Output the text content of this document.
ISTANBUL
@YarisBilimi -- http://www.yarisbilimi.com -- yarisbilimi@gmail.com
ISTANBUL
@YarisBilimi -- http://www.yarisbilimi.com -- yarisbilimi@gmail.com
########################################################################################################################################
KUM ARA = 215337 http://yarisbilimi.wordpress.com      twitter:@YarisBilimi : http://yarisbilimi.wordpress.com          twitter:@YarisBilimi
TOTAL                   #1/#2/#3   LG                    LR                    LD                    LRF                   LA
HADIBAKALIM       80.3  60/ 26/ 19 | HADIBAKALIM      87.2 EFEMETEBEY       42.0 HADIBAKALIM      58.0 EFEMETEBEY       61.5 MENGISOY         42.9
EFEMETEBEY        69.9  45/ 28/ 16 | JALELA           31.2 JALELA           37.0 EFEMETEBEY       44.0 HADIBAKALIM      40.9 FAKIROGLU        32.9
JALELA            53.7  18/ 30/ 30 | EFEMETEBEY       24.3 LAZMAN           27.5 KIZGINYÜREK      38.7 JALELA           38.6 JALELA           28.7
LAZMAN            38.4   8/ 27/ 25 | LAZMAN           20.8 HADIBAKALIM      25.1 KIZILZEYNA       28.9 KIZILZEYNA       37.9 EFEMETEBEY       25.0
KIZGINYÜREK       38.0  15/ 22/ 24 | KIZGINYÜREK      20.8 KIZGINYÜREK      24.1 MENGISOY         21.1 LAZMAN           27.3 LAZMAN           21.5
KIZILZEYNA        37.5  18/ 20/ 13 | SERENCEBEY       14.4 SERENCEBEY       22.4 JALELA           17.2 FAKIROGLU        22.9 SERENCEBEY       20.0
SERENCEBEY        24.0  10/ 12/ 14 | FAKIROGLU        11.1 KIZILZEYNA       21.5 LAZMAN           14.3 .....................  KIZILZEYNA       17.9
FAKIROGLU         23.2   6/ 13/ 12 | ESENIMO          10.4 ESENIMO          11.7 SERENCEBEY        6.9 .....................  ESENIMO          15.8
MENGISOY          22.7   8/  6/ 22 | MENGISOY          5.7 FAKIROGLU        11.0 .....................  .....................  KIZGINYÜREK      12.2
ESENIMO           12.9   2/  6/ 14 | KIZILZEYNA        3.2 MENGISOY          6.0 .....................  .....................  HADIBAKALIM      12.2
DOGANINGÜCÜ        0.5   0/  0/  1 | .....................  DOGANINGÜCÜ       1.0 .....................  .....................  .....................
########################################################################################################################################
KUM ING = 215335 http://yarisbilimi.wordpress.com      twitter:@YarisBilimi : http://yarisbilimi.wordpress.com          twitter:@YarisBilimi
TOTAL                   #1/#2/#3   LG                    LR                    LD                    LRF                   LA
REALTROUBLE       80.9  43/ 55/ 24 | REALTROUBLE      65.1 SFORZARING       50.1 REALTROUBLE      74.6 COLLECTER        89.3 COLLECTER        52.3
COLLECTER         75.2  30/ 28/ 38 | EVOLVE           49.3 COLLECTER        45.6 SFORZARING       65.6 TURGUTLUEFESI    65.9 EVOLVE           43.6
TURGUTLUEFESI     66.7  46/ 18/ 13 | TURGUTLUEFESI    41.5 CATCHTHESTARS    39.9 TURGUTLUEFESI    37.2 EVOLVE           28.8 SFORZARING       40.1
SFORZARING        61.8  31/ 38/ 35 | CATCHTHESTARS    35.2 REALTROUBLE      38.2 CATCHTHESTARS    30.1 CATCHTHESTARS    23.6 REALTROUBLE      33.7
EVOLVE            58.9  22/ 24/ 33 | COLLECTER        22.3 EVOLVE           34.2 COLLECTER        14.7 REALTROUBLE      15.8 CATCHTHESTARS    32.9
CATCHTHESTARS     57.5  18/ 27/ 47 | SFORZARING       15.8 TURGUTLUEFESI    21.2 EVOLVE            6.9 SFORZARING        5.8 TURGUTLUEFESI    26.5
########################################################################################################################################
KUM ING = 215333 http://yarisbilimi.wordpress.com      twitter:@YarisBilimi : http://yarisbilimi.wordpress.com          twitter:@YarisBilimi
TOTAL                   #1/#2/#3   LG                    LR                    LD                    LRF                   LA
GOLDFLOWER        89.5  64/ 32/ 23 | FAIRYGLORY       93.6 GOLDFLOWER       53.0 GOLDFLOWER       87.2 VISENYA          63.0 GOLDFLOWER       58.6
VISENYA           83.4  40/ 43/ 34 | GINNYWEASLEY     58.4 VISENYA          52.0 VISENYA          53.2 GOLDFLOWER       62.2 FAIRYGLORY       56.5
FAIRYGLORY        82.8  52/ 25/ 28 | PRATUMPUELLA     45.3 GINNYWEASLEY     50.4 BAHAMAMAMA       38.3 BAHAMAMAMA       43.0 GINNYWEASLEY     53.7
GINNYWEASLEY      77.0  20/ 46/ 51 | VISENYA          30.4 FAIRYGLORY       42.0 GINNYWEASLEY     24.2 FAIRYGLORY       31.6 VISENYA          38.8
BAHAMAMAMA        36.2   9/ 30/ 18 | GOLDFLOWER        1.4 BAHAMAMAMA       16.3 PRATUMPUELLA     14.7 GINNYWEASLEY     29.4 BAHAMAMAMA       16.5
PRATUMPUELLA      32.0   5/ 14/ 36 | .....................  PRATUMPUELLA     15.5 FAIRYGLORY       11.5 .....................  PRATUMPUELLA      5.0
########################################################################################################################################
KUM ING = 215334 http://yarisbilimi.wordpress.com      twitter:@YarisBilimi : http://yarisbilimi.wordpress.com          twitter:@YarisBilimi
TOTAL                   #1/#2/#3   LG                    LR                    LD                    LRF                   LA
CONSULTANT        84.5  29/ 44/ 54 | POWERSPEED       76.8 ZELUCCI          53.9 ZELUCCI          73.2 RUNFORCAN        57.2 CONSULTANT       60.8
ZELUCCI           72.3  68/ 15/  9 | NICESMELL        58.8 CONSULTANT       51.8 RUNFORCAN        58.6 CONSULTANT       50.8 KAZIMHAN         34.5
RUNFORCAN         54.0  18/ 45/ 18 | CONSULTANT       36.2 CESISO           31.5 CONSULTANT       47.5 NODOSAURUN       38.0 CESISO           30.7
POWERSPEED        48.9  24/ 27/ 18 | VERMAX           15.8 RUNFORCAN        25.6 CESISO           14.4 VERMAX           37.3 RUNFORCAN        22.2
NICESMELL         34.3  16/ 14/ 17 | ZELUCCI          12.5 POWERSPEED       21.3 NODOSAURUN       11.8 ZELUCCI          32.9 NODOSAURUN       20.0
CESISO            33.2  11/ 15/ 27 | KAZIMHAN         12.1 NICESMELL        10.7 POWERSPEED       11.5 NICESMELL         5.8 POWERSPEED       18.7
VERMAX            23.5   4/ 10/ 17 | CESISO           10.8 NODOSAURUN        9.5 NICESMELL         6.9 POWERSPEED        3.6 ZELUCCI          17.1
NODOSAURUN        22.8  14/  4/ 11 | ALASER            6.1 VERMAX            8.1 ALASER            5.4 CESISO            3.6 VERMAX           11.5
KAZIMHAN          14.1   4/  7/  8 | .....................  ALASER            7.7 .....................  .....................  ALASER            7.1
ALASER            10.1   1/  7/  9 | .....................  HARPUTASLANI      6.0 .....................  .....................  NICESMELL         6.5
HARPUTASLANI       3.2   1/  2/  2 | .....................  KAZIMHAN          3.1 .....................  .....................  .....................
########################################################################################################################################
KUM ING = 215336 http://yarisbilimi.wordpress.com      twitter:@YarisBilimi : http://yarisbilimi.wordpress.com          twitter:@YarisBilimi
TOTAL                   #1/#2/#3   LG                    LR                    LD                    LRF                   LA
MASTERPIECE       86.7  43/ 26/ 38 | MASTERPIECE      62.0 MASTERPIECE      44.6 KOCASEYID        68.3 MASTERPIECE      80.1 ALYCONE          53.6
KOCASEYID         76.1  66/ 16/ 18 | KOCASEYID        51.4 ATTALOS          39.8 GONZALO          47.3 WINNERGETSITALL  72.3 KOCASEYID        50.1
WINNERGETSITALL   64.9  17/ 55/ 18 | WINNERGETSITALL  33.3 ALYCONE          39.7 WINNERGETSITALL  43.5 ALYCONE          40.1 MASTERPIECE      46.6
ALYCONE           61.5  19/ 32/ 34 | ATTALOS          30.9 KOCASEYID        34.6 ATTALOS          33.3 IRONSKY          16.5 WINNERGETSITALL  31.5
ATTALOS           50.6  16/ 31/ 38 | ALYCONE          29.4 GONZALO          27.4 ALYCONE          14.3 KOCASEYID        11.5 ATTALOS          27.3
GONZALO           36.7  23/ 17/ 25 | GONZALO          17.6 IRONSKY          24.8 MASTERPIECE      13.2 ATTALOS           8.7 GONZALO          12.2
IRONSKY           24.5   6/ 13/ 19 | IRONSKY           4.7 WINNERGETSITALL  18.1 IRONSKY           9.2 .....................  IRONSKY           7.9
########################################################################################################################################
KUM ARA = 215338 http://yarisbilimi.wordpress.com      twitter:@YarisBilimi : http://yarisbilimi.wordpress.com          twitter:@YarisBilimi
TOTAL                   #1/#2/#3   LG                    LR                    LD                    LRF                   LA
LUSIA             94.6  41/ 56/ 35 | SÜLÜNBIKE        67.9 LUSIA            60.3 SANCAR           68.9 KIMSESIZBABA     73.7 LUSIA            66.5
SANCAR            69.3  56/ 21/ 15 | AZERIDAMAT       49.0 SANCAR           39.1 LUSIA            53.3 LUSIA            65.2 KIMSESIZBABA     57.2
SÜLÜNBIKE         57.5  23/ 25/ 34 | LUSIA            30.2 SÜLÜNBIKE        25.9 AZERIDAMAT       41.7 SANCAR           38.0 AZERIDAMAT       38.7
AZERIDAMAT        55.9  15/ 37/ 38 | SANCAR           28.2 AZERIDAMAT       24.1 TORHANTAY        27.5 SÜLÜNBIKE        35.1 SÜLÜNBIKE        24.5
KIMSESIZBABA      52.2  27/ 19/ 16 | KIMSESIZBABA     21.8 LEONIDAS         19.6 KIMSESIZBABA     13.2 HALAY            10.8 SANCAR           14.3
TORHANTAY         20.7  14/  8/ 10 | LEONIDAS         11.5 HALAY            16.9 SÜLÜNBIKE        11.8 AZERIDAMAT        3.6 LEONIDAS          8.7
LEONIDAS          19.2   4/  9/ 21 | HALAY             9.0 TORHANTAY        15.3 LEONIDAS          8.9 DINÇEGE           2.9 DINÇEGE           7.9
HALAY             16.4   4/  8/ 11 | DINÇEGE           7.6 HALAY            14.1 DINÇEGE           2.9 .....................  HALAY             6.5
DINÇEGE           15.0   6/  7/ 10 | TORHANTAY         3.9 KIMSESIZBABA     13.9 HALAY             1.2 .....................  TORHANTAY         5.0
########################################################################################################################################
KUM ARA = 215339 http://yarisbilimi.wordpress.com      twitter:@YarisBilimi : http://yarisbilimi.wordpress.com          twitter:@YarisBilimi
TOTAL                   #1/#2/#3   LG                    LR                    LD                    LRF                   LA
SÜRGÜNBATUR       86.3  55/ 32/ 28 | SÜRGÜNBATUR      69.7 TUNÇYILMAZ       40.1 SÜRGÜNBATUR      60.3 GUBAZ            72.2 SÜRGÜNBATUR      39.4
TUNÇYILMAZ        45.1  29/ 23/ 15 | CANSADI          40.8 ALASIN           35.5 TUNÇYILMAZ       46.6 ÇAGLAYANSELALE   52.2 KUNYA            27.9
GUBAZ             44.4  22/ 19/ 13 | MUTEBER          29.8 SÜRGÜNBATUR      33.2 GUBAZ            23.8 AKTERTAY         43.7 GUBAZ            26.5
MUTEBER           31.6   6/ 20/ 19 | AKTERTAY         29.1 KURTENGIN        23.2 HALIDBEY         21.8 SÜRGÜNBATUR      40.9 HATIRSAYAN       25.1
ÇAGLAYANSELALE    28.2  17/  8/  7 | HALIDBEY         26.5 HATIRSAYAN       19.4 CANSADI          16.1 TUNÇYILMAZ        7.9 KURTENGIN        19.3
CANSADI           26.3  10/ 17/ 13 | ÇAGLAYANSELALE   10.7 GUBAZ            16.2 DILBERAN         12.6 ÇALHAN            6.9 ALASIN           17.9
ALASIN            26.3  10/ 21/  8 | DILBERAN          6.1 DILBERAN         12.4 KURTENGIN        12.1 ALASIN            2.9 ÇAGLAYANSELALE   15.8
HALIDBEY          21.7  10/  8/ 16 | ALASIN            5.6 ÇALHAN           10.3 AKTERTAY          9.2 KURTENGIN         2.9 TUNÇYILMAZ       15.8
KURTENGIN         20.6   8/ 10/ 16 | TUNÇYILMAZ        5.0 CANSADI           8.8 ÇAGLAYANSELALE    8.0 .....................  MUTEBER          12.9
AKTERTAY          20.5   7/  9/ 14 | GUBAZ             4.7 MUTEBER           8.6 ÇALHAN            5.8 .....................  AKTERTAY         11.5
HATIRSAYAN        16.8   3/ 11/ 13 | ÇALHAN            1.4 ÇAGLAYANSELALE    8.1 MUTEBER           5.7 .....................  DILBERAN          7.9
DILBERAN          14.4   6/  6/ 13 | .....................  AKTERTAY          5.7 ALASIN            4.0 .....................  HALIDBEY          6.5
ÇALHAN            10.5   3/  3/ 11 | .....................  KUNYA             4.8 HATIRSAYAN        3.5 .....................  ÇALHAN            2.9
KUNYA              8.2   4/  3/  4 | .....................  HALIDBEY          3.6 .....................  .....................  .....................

Directions: Go through the entries and return each line where the word "EFEMETEBEY" appears.

Answer to the exercise:
HADIBAKALIM       80.3  60/ 26/ 19 | HADIBAKALIM      87.2 EFEMETEBEY       42.0 HADIBAKALIM      58.0 EFEMETEBEY       61.5 MENGISOY         42.9
EFEMETEBEY        69.9  45/ 28/ 16 | JALELA           31.2 JALELA           37.0 EFEMETEBEY       44.0 HADIBAKALIM      40.9 FAKIROGLU        32.9
JALELA            53.7  18/ 30/ 30 | EFEMETEBEY       24.3 LAZMAN           27.5 KIZGINYÜREK      38.7 JALELA           38.6 JALELA           28.7
LAZMAN            38.4   8/ 27/ 25 | LAZMAN           20.8 HADIBAKALIM      25.1 KIZILZEYNA       28.9 KIZILZEYNA       37.9 EFEMETEBEY       25.0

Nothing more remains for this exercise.